[TEXTE FOURNI]

┄┄┄┄┄┄┄┄┄┄┄┄┄┄┄┄┄┄┄┄

Bulletin d’inscription de Cheng Maolan à l’Institut franco-chinois de Lyon. (Fonds IFCL)

 

Ayant pris son bateau à Shanghaï, Cheng Maolan arrive à Marseille courant janvier 1926, après plus d’un mois de traversée via le canal de Suez. Normalement, sa voie était toute tracée : il devait ensuite prendre le train pour Lyon, afin de rejoindre les treize autres étudiants admis à l’IFCL cette année-là. Parmi eux, Tchao Tsin Yi (Zhao Jinyi), qui était entré à l’IFCL dès sa création en 1921, et finissait un doctorat en mathématiques tout en travaillant à l’observatoire de Lyon un peu plus tard (1927-1928), pour revenir en Chine aussitôt après. Ou encore Zhang Yun (Chang Yuin), entré en même temps que Zhao Jinyi, qui travailla à l’observatoire de Lyon dès 1924 et retourna en Chine en 1926 après avoir soutenu une thèse en astronomie. On aurait donc pu imaginer un destin similaire pour Cheng Maolan, mais si celui-ci s’était réalisé, nous ne parlerions sans doute pas de lui aujourd’hui ! Or, contre toute attente, Cheng Maolan disparaît. Aucune trace de lui pendant six ans ! En effet, ce n’est qu’à la rentrée de 1932, le 16 octobre, qu’il s’inscrit à l’IFCL.

Pourtant, il avait dû repasser le concours d’admission, celui qu’il avait réussi à Baoding étant devenu caduc, et de plus il devait être en possession d’au moins deux certificats de licence. Or, il apporte à l’appui de son dossier d’inscription un certificat de mathématiques générales, et un autre de mécanique rationnelle, en bonne et due forme, délivrés respectivement en mai et en octobre 1931 par… l’université de Rennes ! Il faut donc croire que, par un obscur concours de circonstances, Cheng Maolan avait traversé la France et s’était installé en Bretagne tout en préparant avec succès ses certificats réglementaires, avant de revenir à sa destination prévue initialement.

Une difficile vie lyonnaise

Quoi qu’il en soit, voici donc Cheng Maolan enfin arrivé à Lyon, avec un statut de « pensionnaire boursier » à l’IFCL : nourri, logé, blanchi. En réalité, il va mener une vie de galère, dont les archives de l’IFCL témoignent : écrites en lettres élégamment tracées, on y trouve des demandes renouvelées d’assistance financière (finalement accordées par la direction de l’Institut), mentionnant l’impuissance de sa famille à l’aider, car sans doute trop modeste. Il recourt probablement à des petits boulots, expliquant la lenteur de sa scolarité : il n’obtient sa licence complète, nécessitant deux autres certificats, qu’en 1935. Mais pas n’importe lesquels : « Calcul différentiel et intégral », en conformité avec son cursus en mathématiques, et surtout « Astronomie approfondie », cours donné par Jean Dufay, arrivé à l’observatoire de Lyon en 1929 et nommé son directeur en 1933. Cette orientation avait sans doute été inspirée par la présence de trois autres doctorants chinois dont Dufay était le directeur de thèse : Liau Ssu-Pin (Liu Sibin) et Wang Shi-Ky (Wang Shikui), tous deux arrivés à l’IFCL en 1932, qui obtinrent respectivement leur doctorat en 1935 et 1936, ainsi que Tien Kiu (Tian Qu), qui était arrivé avant (en 1930), mais soutint sa thèse plus tard (en 1938).

┄┄┄┄┄┄┄┄┄┄┄┄┄┄┄┄┄┄┄┄

[CONSIGNE A]
Dressez la liste de tous les certificats de licence que Cheng Maolan obtient selon le texte fourni.
Le texte fourni et les lignes qui viennent ensuite sont indépendants les uns des autres.

[MATÉRIEL DE L'EXERCICE]
┄┄┄┄┄┄┄┄┄┄┄┄┄┄┄┄┄┄┄┄

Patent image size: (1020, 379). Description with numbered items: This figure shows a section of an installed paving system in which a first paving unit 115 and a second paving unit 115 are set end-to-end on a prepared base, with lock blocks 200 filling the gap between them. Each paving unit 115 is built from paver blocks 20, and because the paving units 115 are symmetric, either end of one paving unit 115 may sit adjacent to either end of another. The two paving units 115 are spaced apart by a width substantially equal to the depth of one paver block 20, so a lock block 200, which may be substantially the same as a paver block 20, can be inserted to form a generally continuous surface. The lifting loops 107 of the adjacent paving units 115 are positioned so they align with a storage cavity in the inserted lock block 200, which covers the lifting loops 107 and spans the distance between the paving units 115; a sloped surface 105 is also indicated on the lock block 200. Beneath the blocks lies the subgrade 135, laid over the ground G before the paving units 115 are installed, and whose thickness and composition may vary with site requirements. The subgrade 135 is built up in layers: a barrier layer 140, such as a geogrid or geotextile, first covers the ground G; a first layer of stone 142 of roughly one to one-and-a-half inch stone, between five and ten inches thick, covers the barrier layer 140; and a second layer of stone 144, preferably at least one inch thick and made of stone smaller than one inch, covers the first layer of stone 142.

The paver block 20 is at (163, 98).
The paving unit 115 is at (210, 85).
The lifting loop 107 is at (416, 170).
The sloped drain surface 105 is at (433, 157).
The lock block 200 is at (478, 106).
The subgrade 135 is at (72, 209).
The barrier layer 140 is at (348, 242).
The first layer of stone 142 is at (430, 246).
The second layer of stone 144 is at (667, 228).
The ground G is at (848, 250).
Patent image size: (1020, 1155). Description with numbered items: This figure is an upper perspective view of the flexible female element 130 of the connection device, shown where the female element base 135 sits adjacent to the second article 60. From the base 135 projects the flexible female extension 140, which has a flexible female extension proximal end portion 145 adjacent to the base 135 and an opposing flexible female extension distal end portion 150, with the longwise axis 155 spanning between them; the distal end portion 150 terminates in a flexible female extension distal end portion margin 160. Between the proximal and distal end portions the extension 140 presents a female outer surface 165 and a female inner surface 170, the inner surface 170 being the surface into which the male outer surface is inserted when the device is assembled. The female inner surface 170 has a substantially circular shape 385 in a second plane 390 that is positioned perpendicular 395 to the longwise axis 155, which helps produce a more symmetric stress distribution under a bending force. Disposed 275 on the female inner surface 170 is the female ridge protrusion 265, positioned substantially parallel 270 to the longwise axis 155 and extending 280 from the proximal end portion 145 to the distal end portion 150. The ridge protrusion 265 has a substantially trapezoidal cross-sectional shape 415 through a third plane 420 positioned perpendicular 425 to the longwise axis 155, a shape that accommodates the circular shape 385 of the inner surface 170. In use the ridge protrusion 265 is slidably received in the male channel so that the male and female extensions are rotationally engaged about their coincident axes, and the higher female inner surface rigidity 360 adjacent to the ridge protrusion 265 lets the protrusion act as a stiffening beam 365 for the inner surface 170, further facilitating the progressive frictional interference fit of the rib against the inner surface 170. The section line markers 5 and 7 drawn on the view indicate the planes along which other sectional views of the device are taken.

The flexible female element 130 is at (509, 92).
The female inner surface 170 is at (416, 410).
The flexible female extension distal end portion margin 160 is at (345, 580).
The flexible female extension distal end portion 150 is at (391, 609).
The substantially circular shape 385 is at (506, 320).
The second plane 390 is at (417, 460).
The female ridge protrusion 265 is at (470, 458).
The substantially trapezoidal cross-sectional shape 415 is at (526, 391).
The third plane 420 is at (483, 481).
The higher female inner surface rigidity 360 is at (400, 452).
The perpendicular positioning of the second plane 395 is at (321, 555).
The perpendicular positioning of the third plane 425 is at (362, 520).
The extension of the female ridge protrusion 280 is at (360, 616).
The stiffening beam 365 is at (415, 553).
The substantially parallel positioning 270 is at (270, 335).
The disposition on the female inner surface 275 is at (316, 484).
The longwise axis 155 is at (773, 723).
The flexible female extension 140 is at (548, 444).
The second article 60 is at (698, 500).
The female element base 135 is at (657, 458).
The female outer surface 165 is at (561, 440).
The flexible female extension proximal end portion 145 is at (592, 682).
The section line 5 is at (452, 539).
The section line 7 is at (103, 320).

┄┄┄┄┄┄┄┄┄┄┄┄┄┄┄┄┄┄┄┄

[CONSIGNE B]
Reproduisez à l'identique les lignes du bloc 1, de la première jusqu'à celle qui contient « The ground G is at (848, 250). », toutes deux comprises.

[RÉPONSE RÉDIGÉE A]
- Mathématiques générales
- Mécanique rationnelle
- Calcul différentiel et intégral
- Astronomie approfondie

[RÉPONSE RÉDIGÉE B]
Patent image size: (1020, 379). Description with numbered items: This figure shows a section of an installed paving system in which a first paving unit 115 and a second paving unit 115 are set end-to-end on a prepared base, with lock blocks 200 filling the gap between them. Each paving unit 115 is built from paver blocks 20, and because the paving units 115 are symmetric, either end of one paving unit 115 may sit adjacent to either end of another. The two paving units 115 are spaced apart by a width substantially equal to the depth of one paver block 20, so a lock block 200, which may be substantially the same as a paver block 20, can be inserted to form a generally continuous surface. The lifting loops 107 of the adjacent paving units 115 are positioned so they align with a storage cavity in the inserted lock block 200, which covers the lifting loops 107 and spans the distance between the paving units 115; a sloped surface 105 is also indicated on the lock block 200. Beneath the blocks lies the subgrade 135, laid over the ground G before the paving units 115 are installed, and whose thickness and composition may vary with site requirements. The subgrade 135 is built up in layers: a barrier layer 140, such as a geogrid or geotextile, first covers the ground G; a first layer of stone 142 of roughly one to one-and-a-half inch stone, between five and ten inches thick, covers the barrier layer 140; and a second layer of stone 144, preferably at least one inch thick and made of stone smaller than one inch, covers the first layer of stone 142.

The paver block 20 is at (163, 98).
The paving unit 115 is at (210, 85).
The lifting loop 107 is at (416, 170).
The sloped drain surface 105 is at (433, 157).
The lock block 200 is at (478, 106).
The subgrade 135 is at (72, 209).
The barrier layer 140 is at (348, 242).
The first layer of stone 142 is at (430, 246).
The second layer of stone 144 is at (667, 228).
The ground G is at (848, 250).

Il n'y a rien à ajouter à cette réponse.